(Records contained in a dataset)
'''
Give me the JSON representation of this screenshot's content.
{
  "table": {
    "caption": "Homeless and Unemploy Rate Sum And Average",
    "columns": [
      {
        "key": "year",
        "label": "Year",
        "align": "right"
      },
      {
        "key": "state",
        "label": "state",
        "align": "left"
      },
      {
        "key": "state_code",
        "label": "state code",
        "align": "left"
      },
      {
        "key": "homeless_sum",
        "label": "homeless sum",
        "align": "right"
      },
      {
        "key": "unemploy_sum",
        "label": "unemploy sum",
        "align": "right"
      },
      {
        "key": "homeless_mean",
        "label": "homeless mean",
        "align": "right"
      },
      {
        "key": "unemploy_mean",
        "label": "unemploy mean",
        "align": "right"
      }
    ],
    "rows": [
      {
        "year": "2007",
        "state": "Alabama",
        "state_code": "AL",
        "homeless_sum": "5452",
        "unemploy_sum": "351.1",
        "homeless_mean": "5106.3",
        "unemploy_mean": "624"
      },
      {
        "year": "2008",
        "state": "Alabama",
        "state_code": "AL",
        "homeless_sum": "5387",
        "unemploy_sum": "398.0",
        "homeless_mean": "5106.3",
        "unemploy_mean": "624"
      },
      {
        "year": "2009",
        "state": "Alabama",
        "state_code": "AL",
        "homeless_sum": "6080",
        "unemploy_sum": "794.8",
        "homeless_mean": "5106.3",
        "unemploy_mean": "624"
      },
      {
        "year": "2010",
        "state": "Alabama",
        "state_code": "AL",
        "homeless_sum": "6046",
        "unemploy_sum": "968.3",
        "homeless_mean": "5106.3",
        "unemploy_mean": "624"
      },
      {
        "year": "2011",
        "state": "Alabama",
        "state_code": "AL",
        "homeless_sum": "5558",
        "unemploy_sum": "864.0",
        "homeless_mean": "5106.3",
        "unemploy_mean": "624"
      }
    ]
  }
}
'''
What this task involves
Scan the entries above for the word "label" and collect each line holding it.

Result for this exercise
        "label": "Year",
        "label": "state",
        "label": "state code",
        "label": "homeless sum",
        "label": "unemploy sum",
        "label": "homeless mean",
        "label": "unemploy mean",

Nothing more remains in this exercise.